OBJECTIVE> Copy each line that contains the string "nietylko".

LISTING>
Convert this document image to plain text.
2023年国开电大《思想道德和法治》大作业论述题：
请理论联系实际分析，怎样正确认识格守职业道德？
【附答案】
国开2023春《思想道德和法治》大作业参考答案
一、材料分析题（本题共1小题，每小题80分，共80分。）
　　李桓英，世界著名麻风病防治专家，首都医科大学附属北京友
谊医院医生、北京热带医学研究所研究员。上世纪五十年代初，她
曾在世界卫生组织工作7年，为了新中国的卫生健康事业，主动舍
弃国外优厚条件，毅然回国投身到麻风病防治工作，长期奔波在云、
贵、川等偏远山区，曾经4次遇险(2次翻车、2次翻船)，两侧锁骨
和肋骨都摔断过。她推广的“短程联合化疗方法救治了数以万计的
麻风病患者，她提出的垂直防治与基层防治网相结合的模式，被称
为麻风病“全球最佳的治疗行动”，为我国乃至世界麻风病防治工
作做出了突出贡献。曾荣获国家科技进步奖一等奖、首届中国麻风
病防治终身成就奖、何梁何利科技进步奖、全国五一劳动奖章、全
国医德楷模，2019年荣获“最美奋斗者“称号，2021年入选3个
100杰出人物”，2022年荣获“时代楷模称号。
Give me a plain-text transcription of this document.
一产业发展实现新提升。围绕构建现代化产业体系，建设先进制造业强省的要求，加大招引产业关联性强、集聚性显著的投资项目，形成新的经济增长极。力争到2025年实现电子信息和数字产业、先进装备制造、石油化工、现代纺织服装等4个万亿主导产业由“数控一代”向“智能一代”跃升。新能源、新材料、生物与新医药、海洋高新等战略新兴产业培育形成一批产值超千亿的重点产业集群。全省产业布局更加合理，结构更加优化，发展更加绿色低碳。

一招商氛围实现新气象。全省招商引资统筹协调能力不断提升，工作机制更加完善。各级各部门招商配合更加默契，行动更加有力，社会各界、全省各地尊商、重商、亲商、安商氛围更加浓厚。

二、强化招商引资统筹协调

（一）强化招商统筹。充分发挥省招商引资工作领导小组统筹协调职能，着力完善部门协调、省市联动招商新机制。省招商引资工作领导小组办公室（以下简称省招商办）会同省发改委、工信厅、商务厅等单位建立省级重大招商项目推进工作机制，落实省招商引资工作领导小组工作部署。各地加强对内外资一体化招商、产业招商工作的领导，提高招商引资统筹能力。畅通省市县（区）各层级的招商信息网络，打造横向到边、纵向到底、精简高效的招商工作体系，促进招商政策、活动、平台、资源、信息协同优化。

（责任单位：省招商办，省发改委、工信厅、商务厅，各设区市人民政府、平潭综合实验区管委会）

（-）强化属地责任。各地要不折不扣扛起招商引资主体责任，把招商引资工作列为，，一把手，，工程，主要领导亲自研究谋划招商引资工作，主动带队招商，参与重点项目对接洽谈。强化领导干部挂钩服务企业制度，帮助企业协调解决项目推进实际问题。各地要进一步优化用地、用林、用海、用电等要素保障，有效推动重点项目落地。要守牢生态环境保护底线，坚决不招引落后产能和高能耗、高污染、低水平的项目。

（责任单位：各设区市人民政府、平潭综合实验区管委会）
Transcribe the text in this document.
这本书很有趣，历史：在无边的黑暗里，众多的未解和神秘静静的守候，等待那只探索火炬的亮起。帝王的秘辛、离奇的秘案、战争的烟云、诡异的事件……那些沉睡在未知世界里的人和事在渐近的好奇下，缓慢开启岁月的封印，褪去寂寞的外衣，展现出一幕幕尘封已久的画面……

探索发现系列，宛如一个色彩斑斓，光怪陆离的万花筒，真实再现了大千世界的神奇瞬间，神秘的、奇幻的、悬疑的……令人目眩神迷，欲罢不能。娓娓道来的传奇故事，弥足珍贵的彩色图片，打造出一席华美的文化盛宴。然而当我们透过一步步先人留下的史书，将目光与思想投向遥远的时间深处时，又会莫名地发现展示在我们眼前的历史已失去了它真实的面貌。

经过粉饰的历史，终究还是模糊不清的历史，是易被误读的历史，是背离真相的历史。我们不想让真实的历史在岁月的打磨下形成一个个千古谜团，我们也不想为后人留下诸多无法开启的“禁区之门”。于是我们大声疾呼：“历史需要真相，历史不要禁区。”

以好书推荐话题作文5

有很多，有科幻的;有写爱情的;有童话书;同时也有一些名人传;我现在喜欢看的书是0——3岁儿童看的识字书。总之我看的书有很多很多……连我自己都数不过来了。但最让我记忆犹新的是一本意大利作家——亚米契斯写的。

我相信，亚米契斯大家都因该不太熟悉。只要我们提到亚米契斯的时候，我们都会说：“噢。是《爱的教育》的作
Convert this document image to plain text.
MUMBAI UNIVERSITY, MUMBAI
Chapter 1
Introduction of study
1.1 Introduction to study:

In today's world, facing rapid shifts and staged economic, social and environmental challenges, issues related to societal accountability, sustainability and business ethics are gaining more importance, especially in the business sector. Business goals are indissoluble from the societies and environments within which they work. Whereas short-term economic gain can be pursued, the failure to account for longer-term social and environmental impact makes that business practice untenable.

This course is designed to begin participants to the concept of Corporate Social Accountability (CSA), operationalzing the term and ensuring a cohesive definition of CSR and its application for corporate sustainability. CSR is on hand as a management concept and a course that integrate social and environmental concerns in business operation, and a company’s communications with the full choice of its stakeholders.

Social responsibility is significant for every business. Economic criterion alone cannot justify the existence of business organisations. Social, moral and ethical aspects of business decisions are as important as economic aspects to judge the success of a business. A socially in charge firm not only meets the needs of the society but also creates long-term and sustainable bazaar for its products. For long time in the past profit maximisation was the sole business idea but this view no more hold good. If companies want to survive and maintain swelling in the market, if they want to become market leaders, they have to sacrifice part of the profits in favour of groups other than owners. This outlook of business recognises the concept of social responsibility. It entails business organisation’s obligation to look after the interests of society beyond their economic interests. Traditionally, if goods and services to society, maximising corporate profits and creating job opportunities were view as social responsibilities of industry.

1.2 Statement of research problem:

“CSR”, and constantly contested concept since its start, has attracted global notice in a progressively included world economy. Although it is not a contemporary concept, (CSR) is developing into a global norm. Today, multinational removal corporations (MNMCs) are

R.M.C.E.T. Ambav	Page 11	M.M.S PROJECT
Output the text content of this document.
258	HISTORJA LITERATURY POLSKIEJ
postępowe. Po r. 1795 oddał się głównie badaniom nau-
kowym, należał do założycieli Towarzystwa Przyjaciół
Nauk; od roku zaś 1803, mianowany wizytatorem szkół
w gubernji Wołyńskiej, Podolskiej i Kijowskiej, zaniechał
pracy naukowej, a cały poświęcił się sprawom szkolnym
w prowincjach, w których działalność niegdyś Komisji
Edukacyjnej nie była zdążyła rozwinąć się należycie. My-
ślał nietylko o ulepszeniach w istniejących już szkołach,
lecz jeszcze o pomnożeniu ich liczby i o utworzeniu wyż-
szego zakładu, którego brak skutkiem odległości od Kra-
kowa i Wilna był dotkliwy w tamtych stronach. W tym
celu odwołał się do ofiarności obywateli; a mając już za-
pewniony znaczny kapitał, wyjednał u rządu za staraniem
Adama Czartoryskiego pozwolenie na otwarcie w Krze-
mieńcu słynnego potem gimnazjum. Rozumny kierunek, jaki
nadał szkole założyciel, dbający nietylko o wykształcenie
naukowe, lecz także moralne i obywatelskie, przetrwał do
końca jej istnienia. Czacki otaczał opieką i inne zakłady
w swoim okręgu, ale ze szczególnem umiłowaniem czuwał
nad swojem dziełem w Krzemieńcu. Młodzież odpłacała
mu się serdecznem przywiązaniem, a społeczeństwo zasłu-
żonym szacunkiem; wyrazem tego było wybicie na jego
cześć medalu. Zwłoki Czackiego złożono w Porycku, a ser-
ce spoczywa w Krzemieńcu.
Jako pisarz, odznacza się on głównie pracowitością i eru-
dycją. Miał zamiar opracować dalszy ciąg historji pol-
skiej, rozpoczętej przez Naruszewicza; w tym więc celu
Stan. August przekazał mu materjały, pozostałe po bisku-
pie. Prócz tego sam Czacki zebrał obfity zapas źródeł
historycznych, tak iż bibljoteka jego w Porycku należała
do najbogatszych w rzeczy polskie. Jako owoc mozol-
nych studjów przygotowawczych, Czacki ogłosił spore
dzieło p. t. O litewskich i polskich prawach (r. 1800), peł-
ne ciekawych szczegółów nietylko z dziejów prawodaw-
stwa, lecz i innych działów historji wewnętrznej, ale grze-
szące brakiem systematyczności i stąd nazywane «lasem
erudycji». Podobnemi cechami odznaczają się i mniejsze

TASK OUTPUT>
ślał nietylko o ulepszeniach w istniejących już szkołach,
nadał szkole założyciel, dbający nietylko o wykształcenie
ne ciekawych szczegółów nietylko z dziejów prawodaw-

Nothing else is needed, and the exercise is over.